*Objective:* Output the records exactly. Include every line.

Lines of data
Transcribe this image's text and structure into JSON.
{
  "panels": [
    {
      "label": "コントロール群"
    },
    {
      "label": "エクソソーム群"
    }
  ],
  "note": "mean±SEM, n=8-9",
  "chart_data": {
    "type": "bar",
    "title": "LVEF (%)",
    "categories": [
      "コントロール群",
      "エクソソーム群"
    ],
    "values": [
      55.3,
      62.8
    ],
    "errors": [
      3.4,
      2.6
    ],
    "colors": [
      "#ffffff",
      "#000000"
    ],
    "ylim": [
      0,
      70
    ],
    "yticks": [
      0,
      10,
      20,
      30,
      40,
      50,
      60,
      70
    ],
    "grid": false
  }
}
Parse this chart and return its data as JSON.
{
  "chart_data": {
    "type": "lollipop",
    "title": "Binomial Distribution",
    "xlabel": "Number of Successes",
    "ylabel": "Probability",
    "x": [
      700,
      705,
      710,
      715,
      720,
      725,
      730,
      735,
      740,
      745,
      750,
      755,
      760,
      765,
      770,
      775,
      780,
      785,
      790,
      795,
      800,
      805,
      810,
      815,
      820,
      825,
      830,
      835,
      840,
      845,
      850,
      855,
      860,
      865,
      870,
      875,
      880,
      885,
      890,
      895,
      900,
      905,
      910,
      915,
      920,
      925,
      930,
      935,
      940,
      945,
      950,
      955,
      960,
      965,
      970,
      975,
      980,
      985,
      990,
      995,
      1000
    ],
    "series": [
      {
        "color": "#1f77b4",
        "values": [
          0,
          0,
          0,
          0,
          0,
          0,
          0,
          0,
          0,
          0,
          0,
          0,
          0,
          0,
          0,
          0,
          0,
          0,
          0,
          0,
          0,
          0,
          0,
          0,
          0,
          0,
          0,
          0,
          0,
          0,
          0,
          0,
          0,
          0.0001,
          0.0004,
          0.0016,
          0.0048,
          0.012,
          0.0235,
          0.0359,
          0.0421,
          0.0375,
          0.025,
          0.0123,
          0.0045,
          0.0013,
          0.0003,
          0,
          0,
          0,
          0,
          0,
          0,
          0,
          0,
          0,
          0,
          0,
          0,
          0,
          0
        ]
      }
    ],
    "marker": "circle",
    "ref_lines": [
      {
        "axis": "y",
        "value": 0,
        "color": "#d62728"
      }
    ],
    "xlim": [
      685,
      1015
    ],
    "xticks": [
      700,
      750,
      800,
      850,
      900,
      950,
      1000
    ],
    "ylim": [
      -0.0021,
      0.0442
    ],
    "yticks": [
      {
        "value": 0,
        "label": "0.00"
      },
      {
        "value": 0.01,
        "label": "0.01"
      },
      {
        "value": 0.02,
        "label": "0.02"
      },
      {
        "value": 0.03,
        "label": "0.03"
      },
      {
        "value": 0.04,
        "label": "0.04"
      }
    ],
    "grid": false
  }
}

*Result:*
Transcribe this image's text and structure into JSON.
{
  "panels": [
    {
      "label": "コントロール群"
    },
    {
      "label": "エクソソーム群"
    }
  ],
  "note": "mean±SEM, n=8-9",
  "chart_data": {
    "type": "bar",
    "title": "LVEF (%)",
    "categories": [
      "コントロール群",
      "エクソソーム群"
    ],
    "values": [
      55.3,
      62.8
    ],
    "errors": [
      3.4,
      2.6
    ],
    "colors": [
      "#ffffff",
      "#000000"
    ],
    "ylim": [
      0,
      70
    ],
    "yticks": [
      0,
      10,
      20,
      30,
      40,
      50,
      60,
      70
    ],
    "grid": false
  }
}
Parse this chart and return its data as JSON.
{
  "chart_data": {
    "type": "lollipop",
    "title": "Binomial Distribution",
    "xlabel": "Number of Successes",
    "ylabel": "Probability",
    "x": [
      700,
      705,
      710,
      715,
      720,
      725,
      730,
      735,
      740,
      745,
      750,
      755,
      760,
      765,
      770,
      775,
      780,
      785,
      790,
      795,
      800,
      805,
      810,
      815,
      820,
      825,
      830,
      835,
      840,
      845,
      850,
      855,
      860,
      865,
      870,
      875,
      880,
      885,
      890,
      895,
      900,
      905,
      910,
      915,
      920,
      925,
      930,
      935,
      940,
      945,
      950,
      955,
      960,
      965,
      970,
      975,
      980,
      985,
      990,
      995,
      1000
    ],
    "series": [
      {
        "color": "#1f77b4",
        "values": [
          0,
          0,
          0,
          0,
          0,
          0,
          0,
          0,
          0,
          0,
          0,
          0,
          0,
          0,
          0,
          0,
          0,
          0,
          0,
          0,
          0,
          0,
          0,
          0,
          0,
          0,
          0,
          0,
          0,
          0,
          0,
          0,
          0,
          0.0001,
          0.0004,
          0.0016,
          0.0048,
          0.012,
          0.0235,
          0.0359,
          0.0421,
          0.0375,
          0.025,
          0.0123,
          0.0045,
          0.0013,
          0.0003,
          0,
          0,
          0,
          0,
          0,
          0,
          0,
          0,
          0,
          0,
          0,
          0,
          0,
          0
        ]
      }
    ],
    "marker": "circle",
    "ref_lines": [
      {
        "axis": "y",
        "value": 0,
        "color": "#d62728"
      }
    ],
    "xlim": [
      685,
      1015
    ],
    "xticks": [
      700,
      750,
      800,
      850,
      900,
      950,
      1000
    ],
    "ylim": [
      -0.0021,
      0.0442
    ],
    "yticks": [
      {
        "value": 0,
        "label": "0.00"
      },
      {
        "value": 0.01,
        "label": "0.01"
      },
      {
        "value": 0.02,
        "label": "0.02"
      },
      {
        "value": 0.03,
        "label": "0.03"
      },
      {
        "value": 0.04,
        "label": "0.04"
      }
    ],
    "grid": false
  }
}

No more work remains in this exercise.